## begin Entries shown
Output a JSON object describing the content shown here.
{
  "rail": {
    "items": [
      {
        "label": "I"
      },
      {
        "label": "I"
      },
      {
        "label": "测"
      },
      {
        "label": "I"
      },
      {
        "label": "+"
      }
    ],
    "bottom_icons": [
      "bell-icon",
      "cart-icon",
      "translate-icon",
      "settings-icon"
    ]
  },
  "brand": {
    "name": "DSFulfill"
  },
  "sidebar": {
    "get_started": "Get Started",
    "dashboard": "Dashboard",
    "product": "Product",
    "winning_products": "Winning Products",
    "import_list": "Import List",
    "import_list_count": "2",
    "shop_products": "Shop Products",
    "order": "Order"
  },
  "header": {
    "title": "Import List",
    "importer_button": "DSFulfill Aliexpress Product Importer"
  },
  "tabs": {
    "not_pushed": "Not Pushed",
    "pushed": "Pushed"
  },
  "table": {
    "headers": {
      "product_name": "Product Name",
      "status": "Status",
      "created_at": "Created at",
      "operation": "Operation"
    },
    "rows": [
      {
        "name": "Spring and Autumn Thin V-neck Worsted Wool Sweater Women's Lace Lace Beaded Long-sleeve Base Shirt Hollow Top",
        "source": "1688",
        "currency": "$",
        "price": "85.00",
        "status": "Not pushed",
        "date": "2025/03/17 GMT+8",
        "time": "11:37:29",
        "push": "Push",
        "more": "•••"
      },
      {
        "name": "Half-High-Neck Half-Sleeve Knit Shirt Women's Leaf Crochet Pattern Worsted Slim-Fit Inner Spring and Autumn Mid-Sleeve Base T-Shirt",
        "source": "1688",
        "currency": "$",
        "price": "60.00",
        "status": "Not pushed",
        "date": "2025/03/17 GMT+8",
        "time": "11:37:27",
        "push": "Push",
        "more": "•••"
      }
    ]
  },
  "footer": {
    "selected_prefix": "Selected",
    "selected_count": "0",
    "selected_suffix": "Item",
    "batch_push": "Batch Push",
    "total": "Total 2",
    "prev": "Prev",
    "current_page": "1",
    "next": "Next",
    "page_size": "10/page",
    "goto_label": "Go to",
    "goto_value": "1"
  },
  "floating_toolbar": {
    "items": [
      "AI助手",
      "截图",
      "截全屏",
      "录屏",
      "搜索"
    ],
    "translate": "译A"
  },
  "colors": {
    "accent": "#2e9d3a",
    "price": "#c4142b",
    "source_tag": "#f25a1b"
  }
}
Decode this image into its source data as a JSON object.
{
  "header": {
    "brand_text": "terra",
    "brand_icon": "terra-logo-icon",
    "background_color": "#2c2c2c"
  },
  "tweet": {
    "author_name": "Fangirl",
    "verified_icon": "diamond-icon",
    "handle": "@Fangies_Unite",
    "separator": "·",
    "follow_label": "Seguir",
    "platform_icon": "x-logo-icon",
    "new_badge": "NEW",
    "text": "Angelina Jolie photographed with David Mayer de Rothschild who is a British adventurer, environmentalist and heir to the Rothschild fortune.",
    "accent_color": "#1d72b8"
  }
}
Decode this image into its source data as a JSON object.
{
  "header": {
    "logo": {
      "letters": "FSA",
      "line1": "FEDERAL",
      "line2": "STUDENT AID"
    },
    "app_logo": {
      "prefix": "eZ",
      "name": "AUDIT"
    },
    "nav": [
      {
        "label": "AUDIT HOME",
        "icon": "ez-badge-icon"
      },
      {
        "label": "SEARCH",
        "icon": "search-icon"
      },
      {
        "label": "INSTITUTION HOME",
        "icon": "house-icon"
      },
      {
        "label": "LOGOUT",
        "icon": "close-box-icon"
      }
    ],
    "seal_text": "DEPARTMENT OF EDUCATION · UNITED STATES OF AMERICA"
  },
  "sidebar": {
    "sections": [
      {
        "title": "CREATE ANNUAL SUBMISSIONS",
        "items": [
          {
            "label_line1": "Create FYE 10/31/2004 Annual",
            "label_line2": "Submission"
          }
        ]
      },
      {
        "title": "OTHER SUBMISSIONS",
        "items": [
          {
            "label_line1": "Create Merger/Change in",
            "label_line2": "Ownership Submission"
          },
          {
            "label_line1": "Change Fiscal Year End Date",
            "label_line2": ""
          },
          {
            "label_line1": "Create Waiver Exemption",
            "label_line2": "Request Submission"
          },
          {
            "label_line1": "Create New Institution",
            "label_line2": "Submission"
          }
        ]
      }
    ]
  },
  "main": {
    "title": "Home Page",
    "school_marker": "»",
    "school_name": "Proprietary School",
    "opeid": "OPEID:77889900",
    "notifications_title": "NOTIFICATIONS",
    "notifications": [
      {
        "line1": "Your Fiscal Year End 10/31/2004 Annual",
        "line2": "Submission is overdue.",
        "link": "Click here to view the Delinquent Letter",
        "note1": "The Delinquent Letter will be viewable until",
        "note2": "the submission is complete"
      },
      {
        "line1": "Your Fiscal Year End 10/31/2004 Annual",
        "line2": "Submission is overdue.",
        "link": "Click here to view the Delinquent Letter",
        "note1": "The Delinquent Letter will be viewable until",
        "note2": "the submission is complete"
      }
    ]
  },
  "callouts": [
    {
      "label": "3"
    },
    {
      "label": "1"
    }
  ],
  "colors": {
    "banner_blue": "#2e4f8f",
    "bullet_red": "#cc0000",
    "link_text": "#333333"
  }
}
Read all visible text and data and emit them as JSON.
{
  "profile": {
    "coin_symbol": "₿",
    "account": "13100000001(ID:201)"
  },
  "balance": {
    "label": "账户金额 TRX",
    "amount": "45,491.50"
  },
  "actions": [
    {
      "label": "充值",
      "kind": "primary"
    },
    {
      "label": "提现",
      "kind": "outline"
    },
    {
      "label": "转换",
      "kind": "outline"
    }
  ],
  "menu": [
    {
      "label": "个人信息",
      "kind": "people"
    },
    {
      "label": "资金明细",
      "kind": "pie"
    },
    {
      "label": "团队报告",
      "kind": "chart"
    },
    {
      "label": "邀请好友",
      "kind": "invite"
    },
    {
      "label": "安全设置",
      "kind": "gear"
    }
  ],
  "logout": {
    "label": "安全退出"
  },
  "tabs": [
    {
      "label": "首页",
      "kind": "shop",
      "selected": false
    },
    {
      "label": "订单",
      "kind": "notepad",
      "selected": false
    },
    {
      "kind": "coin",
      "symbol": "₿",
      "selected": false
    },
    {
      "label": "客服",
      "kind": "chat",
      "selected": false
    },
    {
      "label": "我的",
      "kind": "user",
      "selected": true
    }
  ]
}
## end Entries shown
__Exercise task__
Copy out the whole listing, exactly as written.

__Response__
Output a JSON object describing the content shown here.
{
  "rail": {
    "items": [
      {
        "label": "I"
      },
      {
        "label": "I"
      },
      {
        "label": "测"
      },
      {
        "label": "I"
      },
      {
        "label": "+"
      }
    ],
    "bottom_icons": [
      "bell-icon",
      "cart-icon",
      "translate-icon",
      "settings-icon"
    ]
  },
  "brand": {
    "name": "DSFulfill"
  },
  "sidebar": {
    "get_started": "Get Started",
    "dashboard": "Dashboard",
    "product": "Product",
    "winning_products": "Winning Products",
    "import_list": "Import List",
    "import_list_count": "2",
    "shop_products": "Shop Products",
    "order": "Order"
  },
  "header": {
    "title": "Import List",
    "importer_button": "DSFulfill Aliexpress Product Importer"
  },
  "tabs": {
    "not_pushed": "Not Pushed",
    "pushed": "Pushed"
  },
  "table": {
    "headers": {
      "product_name": "Product Name",
      "status": "Status",
      "created_at": "Created at",
      "operation": "Operation"
    },
    "rows": [
      {
        "name": "Spring and Autumn Thin V-neck Worsted Wool Sweater Women's Lace Lace Beaded Long-sleeve Base Shirt Hollow Top",
        "source": "1688",
        "currency": "$",
        "price": "85.00",
        "status": "Not pushed",
        "date": "2025/03/17 GMT+8",
        "time": "11:37:29",
        "push": "Push",
        "more": "•••"
      },
      {
        "name": "Half-High-Neck Half-Sleeve Knit Shirt Women's Leaf Crochet Pattern Worsted Slim-Fit Inner Spring and Autumn Mid-Sleeve Base T-Shirt",
        "source": "1688",
        "currency": "$",
        "price": "60.00",
        "status": "Not pushed",
        "date": "2025/03/17 GMT+8",
        "time": "11:37:27",
        "push": "Push",
        "more": "•••"
      }
    ]
  },
  "footer": {
    "selected_prefix": "Selected",
    "selected_count": "0",
    "selected_suffix": "Item",
    "batch_push": "Batch Push",
    "total": "Total 2",
    "prev": "Prev",
    "current_page": "1",
    "next": "Next",
    "page_size": "10/page",
    "goto_label": "Go to",
    "goto_value": "1"
  },
  "floating_toolbar": {
    "items": [
      "AI助手",
      "截图",
      "截全屏",
      "录屏",
      "搜索"
    ],
    "translate": "译A"
  },
  "colors": {
    "accent": "#2e9d3a",
    "price": "#c4142b",
    "source_tag": "#f25a1b"
  }
}
Decode this image into its source data as a JSON object.
{
  "header": {
    "brand_text": "terra",
    "brand_icon": "terra-logo-icon",
    "background_color": "#2c2c2c"
  },
  "tweet": {
    "author_name": "Fangirl",
    "verified_icon": "diamond-icon",
    "handle": "@Fangies_Unite",
    "separator": "·",
    "follow_label": "Seguir",
    "platform_icon": "x-logo-icon",
    "new_badge": "NEW",
    "text": "Angelina Jolie photographed with David Mayer de Rothschild who is a British adventurer, environmentalist and heir to the Rothschild fortune.",
    "accent_color": "#1d72b8"
  }
}
Decode this image into its source data as a JSON object.
{
  "header": {
    "logo": {
      "letters": "FSA",
      "line1": "FEDERAL",
      "line2": "STUDENT AID"
    },
    "app_logo": {
      "prefix": "eZ",
      "name": "AUDIT"
    },
    "nav": [
      {
        "label": "AUDIT HOME",
        "icon": "ez-badge-icon"
      },
      {
        "label": "SEARCH",
        "icon": "search-icon"
      },
      {
        "label": "INSTITUTION HOME",
        "icon": "house-icon"
      },
      {
        "label": "LOGOUT",
        "icon": "close-box-icon"
      }
    ],
    "seal_text": "DEPARTMENT OF EDUCATION · UNITED STATES OF AMERICA"
  },
  "sidebar": {
    "sections": [
      {
        "title": "CREATE ANNUAL SUBMISSIONS",
        "items": [
          {
            "label_line1": "Create FYE 10/31/2004 Annual",
            "label_line2": "Submission"
          }
        ]
      },
      {
        "title": "OTHER SUBMISSIONS",
        "items": [
          {
            "label_line1": "Create Merger/Change in",
            "label_line2": "Ownership Submission"
          },
          {
            "label_line1": "Change Fiscal Year End Date",
            "label_line2": ""
          },
          {
            "label_line1": "Create Waiver Exemption",
            "label_line2": "Request Submission"
          },
          {
            "label_line1": "Create New Institution",
            "label_line2": "Submission"
          }
        ]
      }
    ]
  },
  "main": {
    "title": "Home Page",
    "school_marker": "»",
    "school_name": "Proprietary School",
    "opeid": "OPEID:77889900",
    "notifications_title": "NOTIFICATIONS",
    "notifications": [
      {
        "line1": "Your Fiscal Year End 10/31/2004 Annual",
        "line2": "Submission is overdue.",
        "link": "Click here to view the Delinquent Letter",
        "note1": "The Delinquent Letter will be viewable until",
        "note2": "the submission is complete"
      },
      {
        "line1": "Your Fiscal Year End 10/31/2004 Annual",
        "line2": "Submission is overdue.",
        "link": "Click here to view the Delinquent Letter",
        "note1": "The Delinquent Letter will be viewable until",
        "note2": "the submission is complete"
      }
    ]
  },
  "callouts": [
    {
      "label": "3"
    },
    {
      "label": "1"
    }
  ],
  "colors": {
    "banner_blue": "#2e4f8f",
    "bullet_red": "#cc0000",
    "link_text": "#333333"
  }
}
Read all visible text and data and emit them as JSON.
{
  "profile": {
    "coin_symbol": "₿",
    "account": "13100000001(ID:201)"
  },
  "balance": {
    "label": "账户金额 TRX",
    "amount": "45,491.50"
  },
  "actions": [
    {
      "label": "充值",
      "kind": "primary"
    },
    {
      "label": "提现",
      "kind": "outline"
    },
    {
      "label": "转换",
      "kind": "outline"
    }
  ],
  "menu": [
    {
      "label": "个人信息",
      "kind": "people"
    },
    {
      "label": "资金明细",
      "kind": "pie"
    },
    {
      "label": "团队报告",
      "kind": "chart"
    },
    {
      "label": "邀请好友",
      "kind": "invite"
    },
    {
      "label": "安全设置",
      "kind": "gear"
    }
  ],
  "logout": {
    "label": "安全退出"
  },
  "tabs": [
    {
      "label": "首页",
      "kind": "shop",
      "selected": false
    },
    {
      "label": "订单",
      "kind": "notepad",
      "selected": false
    },
    {
      "kind": "coin",
      "symbol": "₿",
      "selected": false
    },
    {
      "label": "客服",
      "kind": "chat",
      "selected": false
    },
    {
      "label": "我的",
      "kind": "user",
      "selected": true
    }
  ]
}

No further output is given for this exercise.